* [TASK OBJECTIVE]: The listing must be reproduced in full, exactly as it stands.

* [THE DATA]:
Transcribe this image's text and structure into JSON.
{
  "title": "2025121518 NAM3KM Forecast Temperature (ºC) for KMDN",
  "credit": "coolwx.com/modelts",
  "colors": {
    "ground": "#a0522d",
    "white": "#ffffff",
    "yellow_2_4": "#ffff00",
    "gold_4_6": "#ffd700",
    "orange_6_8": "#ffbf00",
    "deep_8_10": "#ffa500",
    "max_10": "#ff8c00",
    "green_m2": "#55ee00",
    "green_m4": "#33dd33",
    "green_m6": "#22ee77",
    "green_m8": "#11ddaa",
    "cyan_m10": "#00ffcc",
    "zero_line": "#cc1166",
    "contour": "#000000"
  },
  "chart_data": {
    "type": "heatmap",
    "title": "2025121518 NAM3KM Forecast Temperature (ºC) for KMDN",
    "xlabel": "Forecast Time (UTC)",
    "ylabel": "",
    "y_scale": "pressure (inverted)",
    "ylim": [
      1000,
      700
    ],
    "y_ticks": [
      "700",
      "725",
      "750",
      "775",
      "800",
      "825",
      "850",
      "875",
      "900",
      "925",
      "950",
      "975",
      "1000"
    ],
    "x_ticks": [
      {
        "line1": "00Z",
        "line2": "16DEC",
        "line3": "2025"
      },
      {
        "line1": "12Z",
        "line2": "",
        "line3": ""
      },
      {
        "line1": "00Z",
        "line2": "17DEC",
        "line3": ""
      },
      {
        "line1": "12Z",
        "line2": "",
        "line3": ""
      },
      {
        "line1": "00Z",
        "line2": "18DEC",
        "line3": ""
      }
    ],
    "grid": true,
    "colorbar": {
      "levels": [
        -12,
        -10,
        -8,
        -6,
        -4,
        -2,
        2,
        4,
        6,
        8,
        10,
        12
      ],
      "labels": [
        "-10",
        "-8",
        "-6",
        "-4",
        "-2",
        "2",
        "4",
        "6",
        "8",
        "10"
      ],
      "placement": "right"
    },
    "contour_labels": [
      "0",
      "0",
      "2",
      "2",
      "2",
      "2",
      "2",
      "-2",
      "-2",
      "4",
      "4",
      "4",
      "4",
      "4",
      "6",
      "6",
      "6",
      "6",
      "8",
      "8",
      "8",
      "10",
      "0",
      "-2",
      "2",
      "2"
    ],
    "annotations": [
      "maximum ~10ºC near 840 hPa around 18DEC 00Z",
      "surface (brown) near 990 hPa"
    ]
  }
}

* [THE RESULT]:
Transcribe this image's text and structure into JSON.
{
  "title": "2025121518 NAM3KM Forecast Temperature (ºC) for KMDN",
  "credit": "coolwx.com/modelts",
  "colors": {
    "ground": "#a0522d",
    "white": "#ffffff",
    "yellow_2_4": "#ffff00",
    "gold_4_6": "#ffd700",
    "orange_6_8": "#ffbf00",
    "deep_8_10": "#ffa500",
    "max_10": "#ff8c00",
    "green_m2": "#55ee00",
    "green_m4": "#33dd33",
    "green_m6": "#22ee77",
    "green_m8": "#11ddaa",
    "cyan_m10": "#00ffcc",
    "zero_line": "#cc1166",
    "contour": "#000000"
  },
  "chart_data": {
    "type": "heatmap",
    "title": "2025121518 NAM3KM Forecast Temperature (ºC) for KMDN",
    "xlabel": "Forecast Time (UTC)",
    "ylabel": "",
    "y_scale": "pressure (inverted)",
    "ylim": [
      1000,
      700
    ],
    "y_ticks": [
      "700",
      "725",
      "750",
      "775",
      "800",
      "825",
      "850",
      "875",
      "900",
      "925",
      "950",
      "975",
      "1000"
    ],
    "x_ticks": [
      {
        "line1": "00Z",
        "line2": "16DEC",
        "line3": "2025"
      },
      {
        "line1": "12Z",
        "line2": "",
        "line3": ""
      },
      {
        "line1": "00Z",
        "line2": "17DEC",
        "line3": ""
      },
      {
        "line1": "12Z",
        "line2": "",
        "line3": ""
      },
      {
        "line1": "00Z",
        "line2": "18DEC",
        "line3": ""
      }
    ],
    "grid": true,
    "colorbar": {
      "levels": [
        -12,
        -10,
        -8,
        -6,
        -4,
        -2,
        2,
        4,
        6,
        8,
        10,
        12
      ],
      "labels": [
        "-10",
        "-8",
        "-6",
        "-4",
        "-2",
        "2",
        "4",
        "6",
        "8",
        "10"
      ],
      "placement": "right"
    },
    "contour_labels": [
      "0",
      "0",
      "2",
      "2",
      "2",
      "2",
      "2",
      "-2",
      "-2",
      "4",
      "4",
      "4",
      "4",
      "4",
      "6",
      "6",
      "6",
      "6",
      "8",
      "8",
      "8",
      "10",
      "0",
      "-2",
      "2",
      "2"
    ],
    "annotations": [
      "maximum ~10ºC near 840 hPa around 18DEC 00Z",
      "surface (brown) near 990 hPa"
    ]
  }
}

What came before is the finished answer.